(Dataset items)
::::::::
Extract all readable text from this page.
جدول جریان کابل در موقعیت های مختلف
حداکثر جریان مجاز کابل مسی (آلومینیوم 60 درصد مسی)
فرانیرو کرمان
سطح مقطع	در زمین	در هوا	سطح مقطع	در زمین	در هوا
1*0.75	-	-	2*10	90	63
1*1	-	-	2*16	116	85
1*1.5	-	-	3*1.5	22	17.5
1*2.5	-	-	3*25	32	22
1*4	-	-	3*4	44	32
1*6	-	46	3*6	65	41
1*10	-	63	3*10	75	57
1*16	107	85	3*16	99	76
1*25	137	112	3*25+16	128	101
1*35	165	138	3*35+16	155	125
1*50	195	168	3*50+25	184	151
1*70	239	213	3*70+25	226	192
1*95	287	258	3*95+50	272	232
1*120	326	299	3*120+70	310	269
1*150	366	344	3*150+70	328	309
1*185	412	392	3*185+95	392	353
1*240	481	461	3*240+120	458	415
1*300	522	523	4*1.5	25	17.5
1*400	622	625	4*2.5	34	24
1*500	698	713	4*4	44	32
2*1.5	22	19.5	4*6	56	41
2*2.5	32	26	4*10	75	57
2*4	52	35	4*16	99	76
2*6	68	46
::::::::
§ **Problem statement**: Select all lines in the listing that include the word "جریان".

§ **Written solution**:
جدول جریان کابل در موقعیت های مختلف
حداکثر جریان مجاز کابل مسی (آلومینیوم 60 درصد مسی)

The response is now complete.